(Dataset excerpts)
------------------------------------------------

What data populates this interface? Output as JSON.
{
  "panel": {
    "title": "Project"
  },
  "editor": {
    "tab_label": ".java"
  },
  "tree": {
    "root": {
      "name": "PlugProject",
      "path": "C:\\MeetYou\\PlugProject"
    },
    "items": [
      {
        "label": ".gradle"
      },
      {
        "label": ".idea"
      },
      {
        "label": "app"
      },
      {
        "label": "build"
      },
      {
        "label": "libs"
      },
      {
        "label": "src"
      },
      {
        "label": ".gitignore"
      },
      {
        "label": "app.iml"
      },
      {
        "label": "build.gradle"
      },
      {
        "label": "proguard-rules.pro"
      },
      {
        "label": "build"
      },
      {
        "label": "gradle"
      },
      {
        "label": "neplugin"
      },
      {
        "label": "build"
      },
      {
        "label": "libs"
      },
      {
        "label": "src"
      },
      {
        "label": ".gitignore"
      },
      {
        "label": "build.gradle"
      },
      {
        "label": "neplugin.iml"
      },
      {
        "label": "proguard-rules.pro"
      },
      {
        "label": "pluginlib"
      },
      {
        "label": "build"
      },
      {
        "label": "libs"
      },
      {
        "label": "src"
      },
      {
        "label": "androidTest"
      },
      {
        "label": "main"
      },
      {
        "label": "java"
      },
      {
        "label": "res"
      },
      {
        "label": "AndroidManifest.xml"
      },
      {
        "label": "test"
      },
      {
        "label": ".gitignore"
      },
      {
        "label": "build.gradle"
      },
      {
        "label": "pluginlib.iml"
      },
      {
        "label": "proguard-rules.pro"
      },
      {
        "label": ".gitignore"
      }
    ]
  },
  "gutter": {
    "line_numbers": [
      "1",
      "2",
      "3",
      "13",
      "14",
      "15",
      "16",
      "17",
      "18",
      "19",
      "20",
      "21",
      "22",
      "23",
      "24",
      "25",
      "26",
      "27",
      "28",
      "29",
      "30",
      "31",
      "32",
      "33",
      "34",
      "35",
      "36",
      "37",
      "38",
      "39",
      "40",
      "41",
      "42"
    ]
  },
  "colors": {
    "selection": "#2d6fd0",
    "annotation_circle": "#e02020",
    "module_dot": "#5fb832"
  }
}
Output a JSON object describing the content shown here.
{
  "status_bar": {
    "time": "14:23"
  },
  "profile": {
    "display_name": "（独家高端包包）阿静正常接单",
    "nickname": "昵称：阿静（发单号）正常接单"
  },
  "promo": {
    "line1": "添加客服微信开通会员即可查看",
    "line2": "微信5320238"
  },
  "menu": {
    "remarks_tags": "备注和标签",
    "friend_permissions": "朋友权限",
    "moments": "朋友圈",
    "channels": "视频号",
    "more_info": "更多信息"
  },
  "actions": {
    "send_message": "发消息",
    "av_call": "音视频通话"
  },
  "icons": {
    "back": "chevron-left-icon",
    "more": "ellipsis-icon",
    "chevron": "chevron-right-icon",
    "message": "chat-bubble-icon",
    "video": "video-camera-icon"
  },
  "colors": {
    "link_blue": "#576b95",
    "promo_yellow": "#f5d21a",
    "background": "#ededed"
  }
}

------------------------------------------------

◆ **WHAT THE EXERCISE ASKS**: Within the material above, find the lines that contain the word "Output"; copy them.

◆ **WRITTEN SOLUTION**:
What data populates this interface? Output as JSON.
Output a JSON object describing the content shown here.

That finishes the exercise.